[Exercise] Pull every line with the word "Snatzke" out of the entries below.

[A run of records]
=-=-=-=-=
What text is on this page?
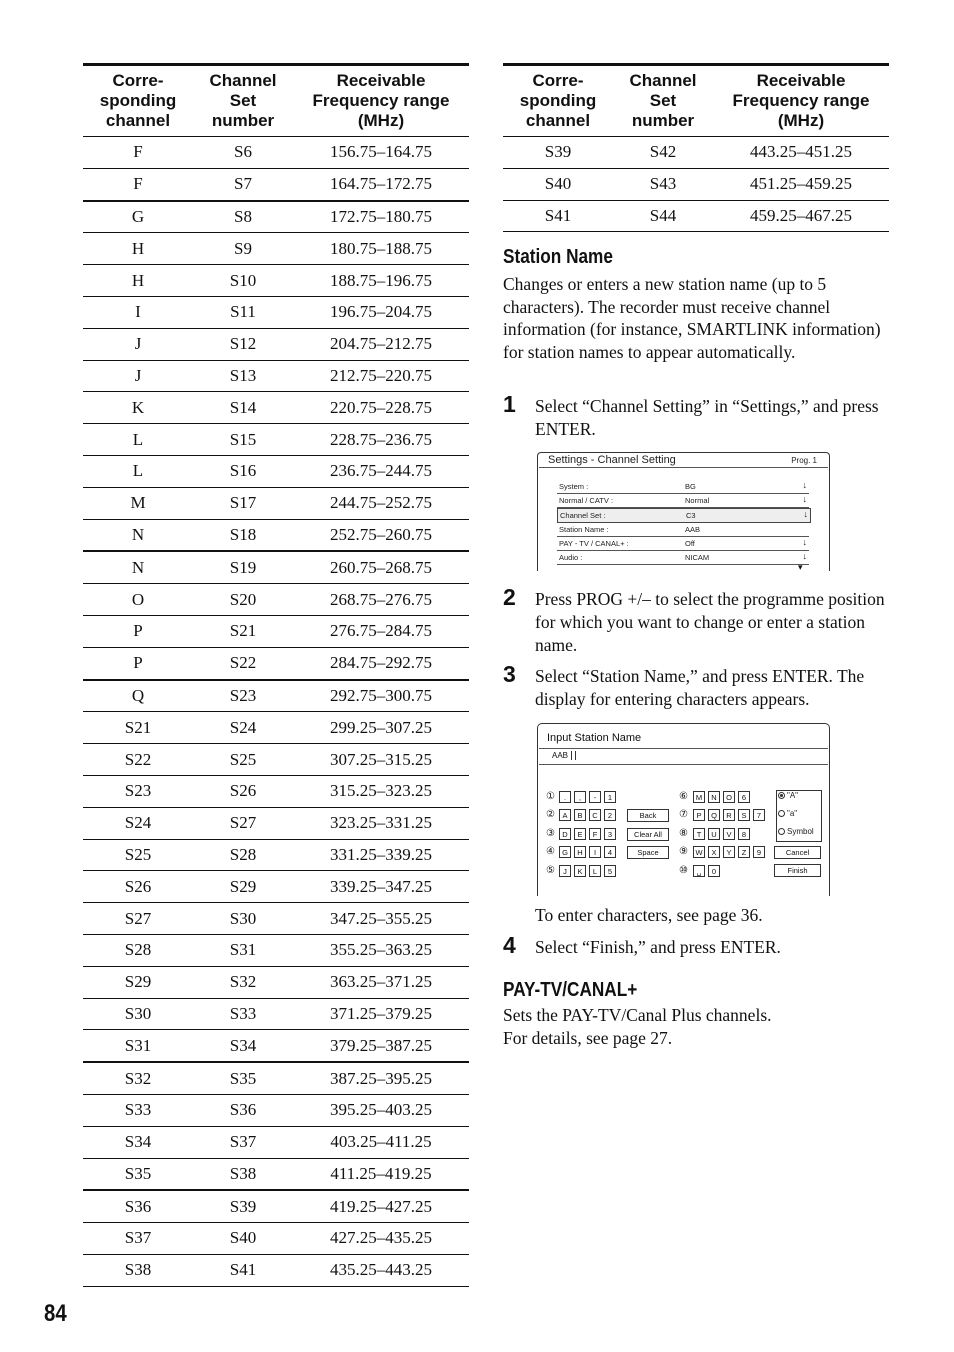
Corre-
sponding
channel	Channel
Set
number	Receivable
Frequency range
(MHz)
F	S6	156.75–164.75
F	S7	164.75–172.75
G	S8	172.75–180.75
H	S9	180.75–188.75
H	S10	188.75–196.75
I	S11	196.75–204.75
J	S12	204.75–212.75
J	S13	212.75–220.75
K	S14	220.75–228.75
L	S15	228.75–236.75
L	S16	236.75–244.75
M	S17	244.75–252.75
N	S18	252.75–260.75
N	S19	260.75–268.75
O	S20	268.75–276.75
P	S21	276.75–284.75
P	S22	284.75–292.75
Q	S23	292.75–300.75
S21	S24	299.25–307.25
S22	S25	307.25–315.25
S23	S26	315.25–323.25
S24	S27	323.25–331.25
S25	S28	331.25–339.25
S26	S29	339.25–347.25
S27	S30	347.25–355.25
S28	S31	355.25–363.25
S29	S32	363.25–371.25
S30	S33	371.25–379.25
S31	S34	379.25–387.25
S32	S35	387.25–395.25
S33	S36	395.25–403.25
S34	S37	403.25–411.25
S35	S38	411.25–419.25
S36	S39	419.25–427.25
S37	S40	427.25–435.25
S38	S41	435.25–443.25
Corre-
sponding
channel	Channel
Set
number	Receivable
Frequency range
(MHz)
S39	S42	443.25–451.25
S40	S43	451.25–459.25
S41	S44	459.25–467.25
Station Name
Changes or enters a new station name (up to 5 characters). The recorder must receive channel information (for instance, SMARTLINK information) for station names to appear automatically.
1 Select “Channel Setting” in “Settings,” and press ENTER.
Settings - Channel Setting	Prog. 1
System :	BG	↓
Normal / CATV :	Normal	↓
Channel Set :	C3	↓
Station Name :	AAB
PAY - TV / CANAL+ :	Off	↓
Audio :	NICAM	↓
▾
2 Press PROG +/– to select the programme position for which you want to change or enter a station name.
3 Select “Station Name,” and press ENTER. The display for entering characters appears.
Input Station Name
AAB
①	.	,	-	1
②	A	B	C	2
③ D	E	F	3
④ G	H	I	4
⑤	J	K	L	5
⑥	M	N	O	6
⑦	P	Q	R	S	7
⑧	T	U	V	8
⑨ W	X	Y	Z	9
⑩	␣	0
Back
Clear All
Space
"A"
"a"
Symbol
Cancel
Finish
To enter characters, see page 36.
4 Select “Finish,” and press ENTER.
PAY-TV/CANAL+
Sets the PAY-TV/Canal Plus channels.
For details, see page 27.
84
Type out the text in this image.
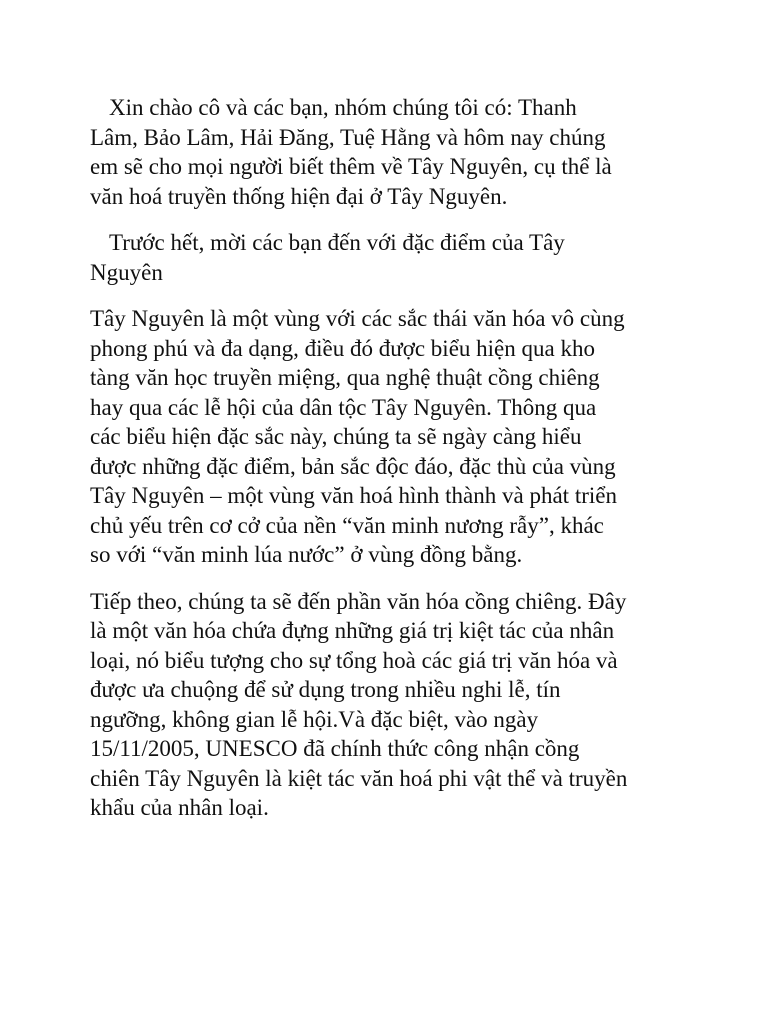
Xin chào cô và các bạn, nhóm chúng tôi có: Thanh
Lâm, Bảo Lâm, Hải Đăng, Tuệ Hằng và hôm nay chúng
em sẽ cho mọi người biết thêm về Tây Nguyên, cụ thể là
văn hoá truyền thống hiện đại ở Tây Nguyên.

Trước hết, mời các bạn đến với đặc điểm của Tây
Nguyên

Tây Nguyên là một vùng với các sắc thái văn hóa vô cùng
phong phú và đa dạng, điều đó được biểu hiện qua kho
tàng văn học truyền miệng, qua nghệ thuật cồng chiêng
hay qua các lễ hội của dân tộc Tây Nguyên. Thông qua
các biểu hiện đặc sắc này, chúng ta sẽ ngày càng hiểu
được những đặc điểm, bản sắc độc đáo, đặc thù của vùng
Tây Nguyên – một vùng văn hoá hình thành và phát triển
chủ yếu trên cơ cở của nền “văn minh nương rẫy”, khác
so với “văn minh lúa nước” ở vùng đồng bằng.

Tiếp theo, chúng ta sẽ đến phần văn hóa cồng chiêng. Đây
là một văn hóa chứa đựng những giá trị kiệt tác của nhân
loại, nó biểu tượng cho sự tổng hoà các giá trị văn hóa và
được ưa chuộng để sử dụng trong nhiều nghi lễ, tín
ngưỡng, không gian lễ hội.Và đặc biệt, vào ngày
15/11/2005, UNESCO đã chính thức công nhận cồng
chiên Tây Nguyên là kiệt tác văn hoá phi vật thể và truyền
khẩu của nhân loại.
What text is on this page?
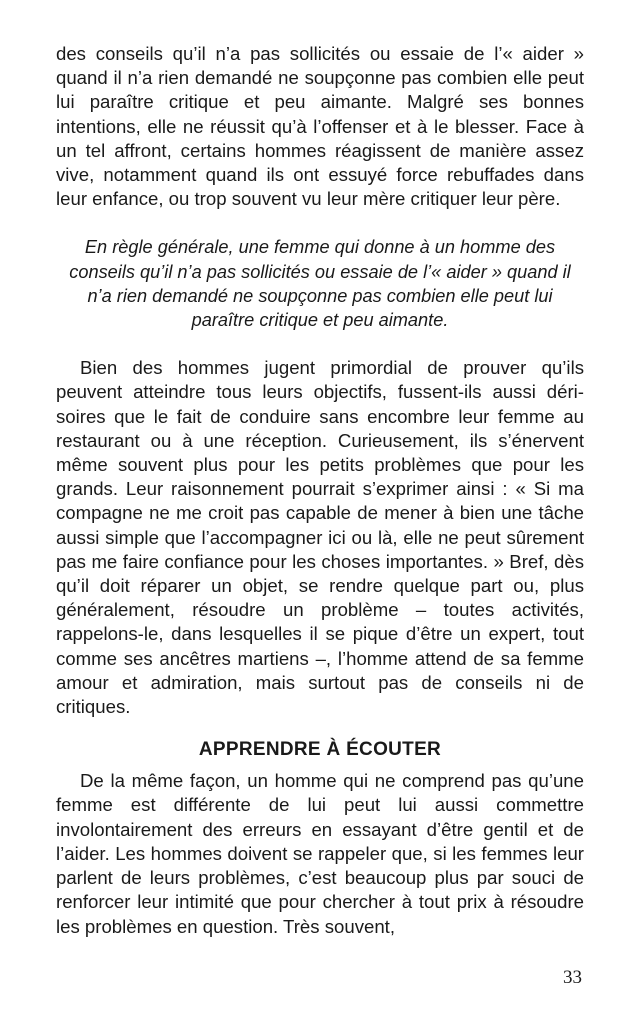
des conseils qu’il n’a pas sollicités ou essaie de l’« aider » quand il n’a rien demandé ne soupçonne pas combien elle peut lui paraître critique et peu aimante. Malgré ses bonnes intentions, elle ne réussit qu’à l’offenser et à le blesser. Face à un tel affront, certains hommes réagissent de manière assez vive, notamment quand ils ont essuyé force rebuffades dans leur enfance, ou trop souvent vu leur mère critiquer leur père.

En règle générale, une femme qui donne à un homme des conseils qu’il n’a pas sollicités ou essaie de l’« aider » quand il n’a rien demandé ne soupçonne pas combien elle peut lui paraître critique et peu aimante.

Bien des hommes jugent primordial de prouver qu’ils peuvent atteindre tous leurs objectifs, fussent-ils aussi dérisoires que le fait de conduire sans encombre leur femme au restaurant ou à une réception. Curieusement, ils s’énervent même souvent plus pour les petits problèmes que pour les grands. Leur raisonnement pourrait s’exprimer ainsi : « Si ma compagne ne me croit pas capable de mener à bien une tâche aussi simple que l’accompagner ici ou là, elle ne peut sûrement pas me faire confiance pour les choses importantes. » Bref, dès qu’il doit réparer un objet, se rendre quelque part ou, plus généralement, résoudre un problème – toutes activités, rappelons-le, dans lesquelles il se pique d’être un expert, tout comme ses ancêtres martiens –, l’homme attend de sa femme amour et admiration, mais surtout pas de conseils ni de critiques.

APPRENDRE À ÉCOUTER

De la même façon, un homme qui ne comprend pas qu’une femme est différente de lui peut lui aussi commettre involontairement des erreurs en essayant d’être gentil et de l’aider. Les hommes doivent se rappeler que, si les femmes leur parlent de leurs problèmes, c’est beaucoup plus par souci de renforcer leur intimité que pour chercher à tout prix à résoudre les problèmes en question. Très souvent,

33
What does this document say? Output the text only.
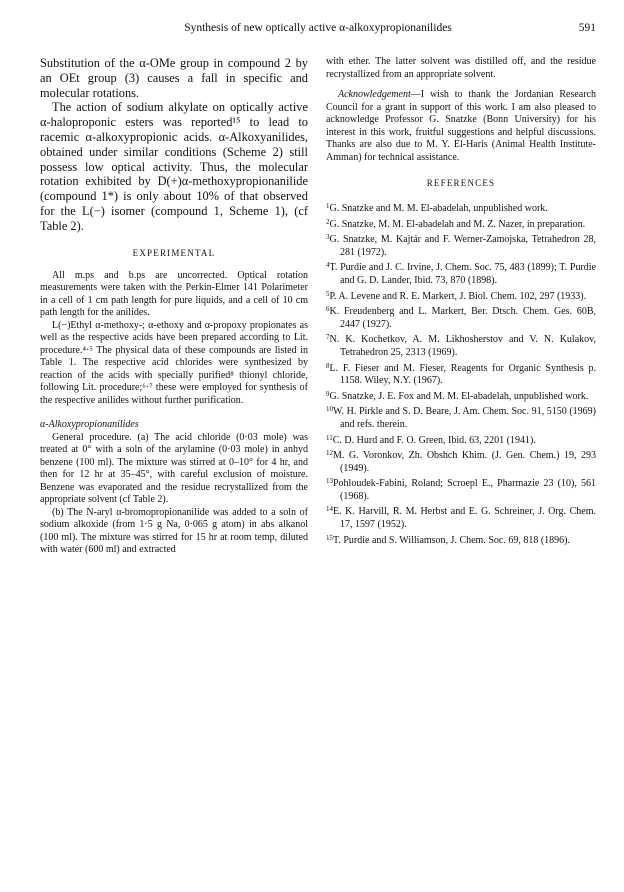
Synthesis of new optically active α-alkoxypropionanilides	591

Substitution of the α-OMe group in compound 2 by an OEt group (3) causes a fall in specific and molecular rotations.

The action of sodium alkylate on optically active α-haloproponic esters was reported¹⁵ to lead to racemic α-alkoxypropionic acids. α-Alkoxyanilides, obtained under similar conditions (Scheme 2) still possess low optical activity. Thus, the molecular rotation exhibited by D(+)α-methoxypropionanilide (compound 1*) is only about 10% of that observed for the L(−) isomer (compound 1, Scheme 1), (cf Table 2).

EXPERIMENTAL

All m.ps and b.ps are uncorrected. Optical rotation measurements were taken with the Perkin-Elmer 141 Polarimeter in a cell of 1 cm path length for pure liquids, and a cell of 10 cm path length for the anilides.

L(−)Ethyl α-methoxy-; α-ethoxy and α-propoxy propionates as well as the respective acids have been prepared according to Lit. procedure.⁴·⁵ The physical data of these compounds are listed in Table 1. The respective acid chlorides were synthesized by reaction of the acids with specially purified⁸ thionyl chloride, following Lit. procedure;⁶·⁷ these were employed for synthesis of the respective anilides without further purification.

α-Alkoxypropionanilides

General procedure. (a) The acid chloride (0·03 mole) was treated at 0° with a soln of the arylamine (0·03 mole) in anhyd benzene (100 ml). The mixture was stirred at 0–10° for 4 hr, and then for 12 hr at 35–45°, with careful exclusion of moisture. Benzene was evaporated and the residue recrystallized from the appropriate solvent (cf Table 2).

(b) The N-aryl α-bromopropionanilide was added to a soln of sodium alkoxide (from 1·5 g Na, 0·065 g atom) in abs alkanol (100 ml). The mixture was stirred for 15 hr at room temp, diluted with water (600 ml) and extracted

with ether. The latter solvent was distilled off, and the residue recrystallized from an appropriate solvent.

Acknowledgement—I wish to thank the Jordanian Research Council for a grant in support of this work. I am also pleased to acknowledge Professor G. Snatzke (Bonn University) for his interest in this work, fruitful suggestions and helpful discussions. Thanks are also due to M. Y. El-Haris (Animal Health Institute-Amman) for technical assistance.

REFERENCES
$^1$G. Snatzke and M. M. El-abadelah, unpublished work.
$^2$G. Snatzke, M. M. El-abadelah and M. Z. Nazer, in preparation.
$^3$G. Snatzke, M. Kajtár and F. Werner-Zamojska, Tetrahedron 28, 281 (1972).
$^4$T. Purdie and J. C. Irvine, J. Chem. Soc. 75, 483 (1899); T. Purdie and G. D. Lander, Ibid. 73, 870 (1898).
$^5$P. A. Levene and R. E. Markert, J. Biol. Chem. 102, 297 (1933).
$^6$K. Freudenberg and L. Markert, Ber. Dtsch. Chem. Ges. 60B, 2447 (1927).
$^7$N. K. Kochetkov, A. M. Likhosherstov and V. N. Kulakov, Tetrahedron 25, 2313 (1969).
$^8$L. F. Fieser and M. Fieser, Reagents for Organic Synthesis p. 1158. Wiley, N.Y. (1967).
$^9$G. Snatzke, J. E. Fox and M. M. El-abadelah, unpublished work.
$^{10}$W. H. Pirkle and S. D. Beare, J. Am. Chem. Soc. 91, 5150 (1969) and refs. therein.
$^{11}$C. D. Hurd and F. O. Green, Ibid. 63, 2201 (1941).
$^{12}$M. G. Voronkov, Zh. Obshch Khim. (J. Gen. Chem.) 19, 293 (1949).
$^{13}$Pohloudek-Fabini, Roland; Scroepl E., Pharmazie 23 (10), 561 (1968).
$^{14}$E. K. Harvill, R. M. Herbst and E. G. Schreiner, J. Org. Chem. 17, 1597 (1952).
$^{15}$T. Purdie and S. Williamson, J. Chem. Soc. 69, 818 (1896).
=-=-=-=-=
[Task response]
Acknowledgement—I wish to thank the Jordanian Research Council for a grant in support of this work. I am also pleased to acknowledge Professor G. Snatzke (Bonn University) for his interest in this work, fruitful suggestions and helpful discussions. Thanks are also due to M. Y. El-Haris (Animal Health Institute-Amman) for technical assistance.
$^1$G. Snatzke and M. M. El-abadelah, unpublished work.
$^2$G. Snatzke, M. M. El-abadelah and M. Z. Nazer, in preparation.
$^3$G. Snatzke, M. Kajtár and F. Werner-Zamojska, Tetrahedron 28, 281 (1972).
$^9$G. Snatzke, J. E. Fox and M. M. El-abadelah, unpublished work.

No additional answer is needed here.